Objective – Return all lines from the listing below in which the string "Denied" occurs.

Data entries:
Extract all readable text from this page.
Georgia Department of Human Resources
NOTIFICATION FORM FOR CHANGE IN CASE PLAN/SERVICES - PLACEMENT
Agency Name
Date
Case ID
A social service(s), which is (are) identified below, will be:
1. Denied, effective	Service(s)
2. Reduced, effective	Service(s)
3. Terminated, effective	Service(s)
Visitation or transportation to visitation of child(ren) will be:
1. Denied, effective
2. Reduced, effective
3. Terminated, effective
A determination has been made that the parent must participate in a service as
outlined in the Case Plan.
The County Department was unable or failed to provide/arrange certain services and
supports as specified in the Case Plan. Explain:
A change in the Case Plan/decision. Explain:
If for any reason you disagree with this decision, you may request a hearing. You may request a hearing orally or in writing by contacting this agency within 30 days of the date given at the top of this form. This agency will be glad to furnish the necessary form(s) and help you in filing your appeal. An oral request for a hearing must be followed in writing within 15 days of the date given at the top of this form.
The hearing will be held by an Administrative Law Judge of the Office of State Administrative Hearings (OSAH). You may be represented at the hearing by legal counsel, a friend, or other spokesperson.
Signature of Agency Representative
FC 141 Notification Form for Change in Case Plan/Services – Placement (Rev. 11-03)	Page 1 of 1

Finished exercise –
1. Denied, effective	Service(s)
1. Denied, effective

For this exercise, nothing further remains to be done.